++++ SUPPLIED DATA

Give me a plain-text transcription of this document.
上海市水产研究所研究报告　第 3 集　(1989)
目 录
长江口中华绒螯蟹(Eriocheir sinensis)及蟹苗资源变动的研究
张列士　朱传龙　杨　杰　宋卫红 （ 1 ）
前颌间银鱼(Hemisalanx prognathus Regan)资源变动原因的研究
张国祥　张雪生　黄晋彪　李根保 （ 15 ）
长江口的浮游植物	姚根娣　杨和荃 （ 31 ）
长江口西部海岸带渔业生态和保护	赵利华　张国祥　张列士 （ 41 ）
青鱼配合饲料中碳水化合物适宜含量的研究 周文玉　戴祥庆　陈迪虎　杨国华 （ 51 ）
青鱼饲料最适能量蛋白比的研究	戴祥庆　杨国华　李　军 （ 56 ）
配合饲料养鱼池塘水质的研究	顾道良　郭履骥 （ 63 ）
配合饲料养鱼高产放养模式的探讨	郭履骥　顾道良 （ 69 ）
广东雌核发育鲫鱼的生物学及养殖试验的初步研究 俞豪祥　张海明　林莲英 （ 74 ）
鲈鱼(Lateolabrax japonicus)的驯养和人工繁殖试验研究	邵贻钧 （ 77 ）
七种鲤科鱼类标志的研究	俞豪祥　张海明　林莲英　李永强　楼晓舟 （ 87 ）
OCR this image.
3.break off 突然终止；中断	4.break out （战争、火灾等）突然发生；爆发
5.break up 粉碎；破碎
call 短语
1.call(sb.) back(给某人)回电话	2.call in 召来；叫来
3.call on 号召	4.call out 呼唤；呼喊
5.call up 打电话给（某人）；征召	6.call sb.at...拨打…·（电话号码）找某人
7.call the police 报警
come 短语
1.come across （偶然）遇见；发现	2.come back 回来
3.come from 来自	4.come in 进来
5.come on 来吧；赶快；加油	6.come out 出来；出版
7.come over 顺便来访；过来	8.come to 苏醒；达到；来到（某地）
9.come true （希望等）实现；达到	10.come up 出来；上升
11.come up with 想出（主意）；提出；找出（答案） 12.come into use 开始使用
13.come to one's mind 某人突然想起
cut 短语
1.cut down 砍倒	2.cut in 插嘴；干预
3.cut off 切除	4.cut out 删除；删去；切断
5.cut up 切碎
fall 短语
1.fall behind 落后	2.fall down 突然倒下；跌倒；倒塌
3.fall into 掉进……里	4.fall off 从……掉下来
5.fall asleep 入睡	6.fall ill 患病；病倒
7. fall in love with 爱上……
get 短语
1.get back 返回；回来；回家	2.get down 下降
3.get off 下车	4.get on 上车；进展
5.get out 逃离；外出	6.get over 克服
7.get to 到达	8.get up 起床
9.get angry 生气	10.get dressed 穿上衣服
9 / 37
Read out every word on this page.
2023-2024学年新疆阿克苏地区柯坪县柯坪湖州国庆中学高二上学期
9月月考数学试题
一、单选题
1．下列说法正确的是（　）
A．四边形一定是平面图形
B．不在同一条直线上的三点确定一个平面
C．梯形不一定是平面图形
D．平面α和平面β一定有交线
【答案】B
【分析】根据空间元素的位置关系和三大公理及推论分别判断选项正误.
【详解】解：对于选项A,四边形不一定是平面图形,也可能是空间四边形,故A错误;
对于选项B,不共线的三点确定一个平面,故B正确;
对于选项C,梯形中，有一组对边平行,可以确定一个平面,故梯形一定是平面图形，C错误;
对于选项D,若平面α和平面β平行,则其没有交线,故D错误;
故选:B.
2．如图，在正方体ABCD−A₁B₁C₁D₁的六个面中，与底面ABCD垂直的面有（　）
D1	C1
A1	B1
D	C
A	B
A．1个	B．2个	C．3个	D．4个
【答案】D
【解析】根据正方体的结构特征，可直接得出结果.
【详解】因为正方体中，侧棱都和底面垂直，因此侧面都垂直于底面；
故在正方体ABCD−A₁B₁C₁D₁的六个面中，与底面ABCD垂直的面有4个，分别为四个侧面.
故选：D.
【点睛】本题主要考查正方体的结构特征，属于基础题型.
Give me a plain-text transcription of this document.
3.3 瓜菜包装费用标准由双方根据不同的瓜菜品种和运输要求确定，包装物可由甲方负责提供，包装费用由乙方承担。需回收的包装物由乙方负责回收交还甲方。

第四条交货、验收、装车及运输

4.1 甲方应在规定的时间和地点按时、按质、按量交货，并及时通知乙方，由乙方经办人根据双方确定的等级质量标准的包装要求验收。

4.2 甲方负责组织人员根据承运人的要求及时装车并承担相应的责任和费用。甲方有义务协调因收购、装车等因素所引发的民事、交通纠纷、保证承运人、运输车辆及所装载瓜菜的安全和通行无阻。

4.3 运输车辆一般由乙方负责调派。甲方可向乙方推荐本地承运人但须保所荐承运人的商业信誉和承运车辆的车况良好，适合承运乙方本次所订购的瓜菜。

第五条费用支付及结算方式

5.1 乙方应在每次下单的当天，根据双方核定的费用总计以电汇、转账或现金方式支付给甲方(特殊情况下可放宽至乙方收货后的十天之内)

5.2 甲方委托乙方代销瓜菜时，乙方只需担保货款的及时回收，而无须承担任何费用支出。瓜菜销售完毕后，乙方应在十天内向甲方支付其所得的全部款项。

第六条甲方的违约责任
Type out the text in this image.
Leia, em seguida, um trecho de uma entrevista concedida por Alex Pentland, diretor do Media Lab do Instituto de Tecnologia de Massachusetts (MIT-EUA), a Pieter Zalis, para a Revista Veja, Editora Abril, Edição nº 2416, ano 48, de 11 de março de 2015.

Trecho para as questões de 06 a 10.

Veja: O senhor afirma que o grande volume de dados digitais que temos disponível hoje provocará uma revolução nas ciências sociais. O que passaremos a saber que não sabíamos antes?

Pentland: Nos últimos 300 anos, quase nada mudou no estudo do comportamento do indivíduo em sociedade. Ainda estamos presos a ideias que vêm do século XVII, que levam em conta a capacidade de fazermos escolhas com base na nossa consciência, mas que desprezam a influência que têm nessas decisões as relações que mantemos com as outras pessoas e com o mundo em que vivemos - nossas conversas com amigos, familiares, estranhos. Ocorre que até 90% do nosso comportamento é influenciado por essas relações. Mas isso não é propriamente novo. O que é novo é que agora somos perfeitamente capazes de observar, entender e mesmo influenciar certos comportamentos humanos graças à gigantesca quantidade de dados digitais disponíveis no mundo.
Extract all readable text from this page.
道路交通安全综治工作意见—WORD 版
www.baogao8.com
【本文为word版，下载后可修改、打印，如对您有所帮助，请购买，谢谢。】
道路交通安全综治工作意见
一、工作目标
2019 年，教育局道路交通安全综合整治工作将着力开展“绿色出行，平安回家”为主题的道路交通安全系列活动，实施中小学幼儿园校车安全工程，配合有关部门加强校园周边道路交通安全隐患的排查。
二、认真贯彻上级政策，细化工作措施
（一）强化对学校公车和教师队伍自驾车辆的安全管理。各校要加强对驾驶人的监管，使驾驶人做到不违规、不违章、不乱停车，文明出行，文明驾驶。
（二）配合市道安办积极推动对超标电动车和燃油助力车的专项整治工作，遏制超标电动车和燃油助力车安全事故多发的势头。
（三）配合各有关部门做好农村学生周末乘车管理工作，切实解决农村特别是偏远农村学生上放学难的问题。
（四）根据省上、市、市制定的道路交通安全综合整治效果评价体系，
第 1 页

++++++++

:: REQUIREMENT ::
Return the full listing, character for character.

:: EXPECTED ANSWER ::
Give me a plain-text transcription of this document.
上海市水产研究所研究报告　第 3 集　(1989)
目 录
长江口中华绒螯蟹(Eriocheir sinensis)及蟹苗资源变动的研究
张列士　朱传龙　杨　杰　宋卫红 （ 1 ）
前颌间银鱼(Hemisalanx prognathus Regan)资源变动原因的研究
张国祥　张雪生　黄晋彪　李根保 （ 15 ）
长江口的浮游植物	姚根娣　杨和荃 （ 31 ）
长江口西部海岸带渔业生态和保护	赵利华　张国祥　张列士 （ 41 ）
青鱼配合饲料中碳水化合物适宜含量的研究 周文玉　戴祥庆　陈迪虎　杨国华 （ 51 ）
青鱼饲料最适能量蛋白比的研究	戴祥庆　杨国华　李　军 （ 56 ）
配合饲料养鱼池塘水质的研究	顾道良　郭履骥 （ 63 ）
配合饲料养鱼高产放养模式的探讨	郭履骥　顾道良 （ 69 ）
广东雌核发育鲫鱼的生物学及养殖试验的初步研究 俞豪祥　张海明　林莲英 （ 74 ）
鲈鱼(Lateolabrax japonicus)的驯养和人工繁殖试验研究	邵贻钧 （ 77 ）
七种鲤科鱼类标志的研究	俞豪祥　张海明　林莲英　李永强　楼晓舟 （ 87 ）
OCR this image.
3.break off 突然终止；中断	4.break out （战争、火灾等）突然发生；爆发
5.break up 粉碎；破碎
call 短语
1.call(sb.) back(给某人)回电话	2.call in 召来；叫来
3.call on 号召	4.call out 呼唤；呼喊
5.call up 打电话给（某人）；征召	6.call sb.at...拨打…·（电话号码）找某人
7.call the police 报警
come 短语
1.come across （偶然）遇见；发现	2.come back 回来
3.come from 来自	4.come in 进来
5.come on 来吧；赶快；加油	6.come out 出来；出版
7.come over 顺便来访；过来	8.come to 苏醒；达到；来到（某地）
9.come true （希望等）实现；达到	10.come up 出来；上升
11.come up with 想出（主意）；提出；找出（答案） 12.come into use 开始使用
13.come to one's mind 某人突然想起
cut 短语
1.cut down 砍倒	2.cut in 插嘴；干预
3.cut off 切除	4.cut out 删除；删去；切断
5.cut up 切碎
fall 短语
1.fall behind 落后	2.fall down 突然倒下；跌倒；倒塌
3.fall into 掉进……里	4.fall off 从……掉下来
5.fall asleep 入睡	6.fall ill 患病；病倒
7. fall in love with 爱上……
get 短语
1.get back 返回；回来；回家	2.get down 下降
3.get off 下车	4.get on 上车；进展
5.get out 逃离；外出	6.get over 克服
7.get to 到达	8.get up 起床
9.get angry 生气	10.get dressed 穿上衣服
9 / 37
Read out every word on this page.
2023-2024学年新疆阿克苏地区柯坪县柯坪湖州国庆中学高二上学期
9月月考数学试题
一、单选题
1．下列说法正确的是（　）
A．四边形一定是平面图形
B．不在同一条直线上的三点确定一个平面
C．梯形不一定是平面图形
D．平面α和平面β一定有交线
【答案】B
【分析】根据空间元素的位置关系和三大公理及推论分别判断选项正误.
【详解】解：对于选项A,四边形不一定是平面图形,也可能是空间四边形,故A错误;
对于选项B,不共线的三点确定一个平面,故B正确;
对于选项C,梯形中，有一组对边平行,可以确定一个平面,故梯形一定是平面图形，C错误;
对于选项D,若平面α和平面β平行,则其没有交线,故D错误;
故选:B.
2．如图，在正方体ABCD−A₁B₁C₁D₁的六个面中，与底面ABCD垂直的面有（　）
D1	C1
A1	B1
D	C
A	B
A．1个	B．2个	C．3个	D．4个
【答案】D
【解析】根据正方体的结构特征，可直接得出结果.
【详解】因为正方体中，侧棱都和底面垂直，因此侧面都垂直于底面；
故在正方体ABCD−A₁B₁C₁D₁的六个面中，与底面ABCD垂直的面有4个，分别为四个侧面.
故选：D.
【点睛】本题主要考查正方体的结构特征，属于基础题型.
Give me a plain-text transcription of this document.
3.3 瓜菜包装费用标准由双方根据不同的瓜菜品种和运输要求确定，包装物可由甲方负责提供，包装费用由乙方承担。需回收的包装物由乙方负责回收交还甲方。

第四条交货、验收、装车及运输

4.1 甲方应在规定的时间和地点按时、按质、按量交货，并及时通知乙方，由乙方经办人根据双方确定的等级质量标准的包装要求验收。

4.2 甲方负责组织人员根据承运人的要求及时装车并承担相应的责任和费用。甲方有义务协调因收购、装车等因素所引发的民事、交通纠纷、保证承运人、运输车辆及所装载瓜菜的安全和通行无阻。

4.3 运输车辆一般由乙方负责调派。甲方可向乙方推荐本地承运人但须保所荐承运人的商业信誉和承运车辆的车况良好，适合承运乙方本次所订购的瓜菜。

第五条费用支付及结算方式

5.1 乙方应在每次下单的当天，根据双方核定的费用总计以电汇、转账或现金方式支付给甲方(特殊情况下可放宽至乙方收货后的十天之内)

5.2 甲方委托乙方代销瓜菜时，乙方只需担保货款的及时回收，而无须承担任何费用支出。瓜菜销售完毕后，乙方应在十天内向甲方支付其所得的全部款项。

第六条甲方的违约责任
Type out the text in this image.
Leia, em seguida, um trecho de uma entrevista concedida por Alex Pentland, diretor do Media Lab do Instituto de Tecnologia de Massachusetts (MIT-EUA), a Pieter Zalis, para a Revista Veja, Editora Abril, Edição nº 2416, ano 48, de 11 de março de 2015.

Trecho para as questões de 06 a 10.

Veja: O senhor afirma que o grande volume de dados digitais que temos disponível hoje provocará uma revolução nas ciências sociais. O que passaremos a saber que não sabíamos antes?

Pentland: Nos últimos 300 anos, quase nada mudou no estudo do comportamento do indivíduo em sociedade. Ainda estamos presos a ideias que vêm do século XVII, que levam em conta a capacidade de fazermos escolhas com base na nossa consciência, mas que desprezam a influência que têm nessas decisões as relações que mantemos com as outras pessoas e com o mundo em que vivemos - nossas conversas com amigos, familiares, estranhos. Ocorre que até 90% do nosso comportamento é influenciado por essas relações. Mas isso não é propriamente novo. O que é novo é que agora somos perfeitamente capazes de observar, entender e mesmo influenciar certos comportamentos humanos graças à gigantesca quantidade de dados digitais disponíveis no mundo.
Extract all readable text from this page.
道路交通安全综治工作意见—WORD 版
www.baogao8.com
【本文为word版，下载后可修改、打印，如对您有所帮助，请购买，谢谢。】
道路交通安全综治工作意见
一、工作目标
2019 年，教育局道路交通安全综合整治工作将着力开展“绿色出行，平安回家”为主题的道路交通安全系列活动，实施中小学幼儿园校车安全工程，配合有关部门加强校园周边道路交通安全隐患的排查。
二、认真贯彻上级政策，细化工作措施
（一）强化对学校公车和教师队伍自驾车辆的安全管理。各校要加强对驾驶人的监管，使驾驶人做到不违规、不违章、不乱停车，文明出行，文明驾驶。
（二）配合市道安办积极推动对超标电动车和燃油助力车的专项整治工作，遏制超标电动车和燃油助力车安全事故多发的势头。
（三）配合各有关部门做好农村学生周末乘车管理工作，切实解决农村特别是偏远农村学生上放学难的问题。
（四）根据省上、市、市制定的道路交通安全综合整治效果评价体系，
第 1 页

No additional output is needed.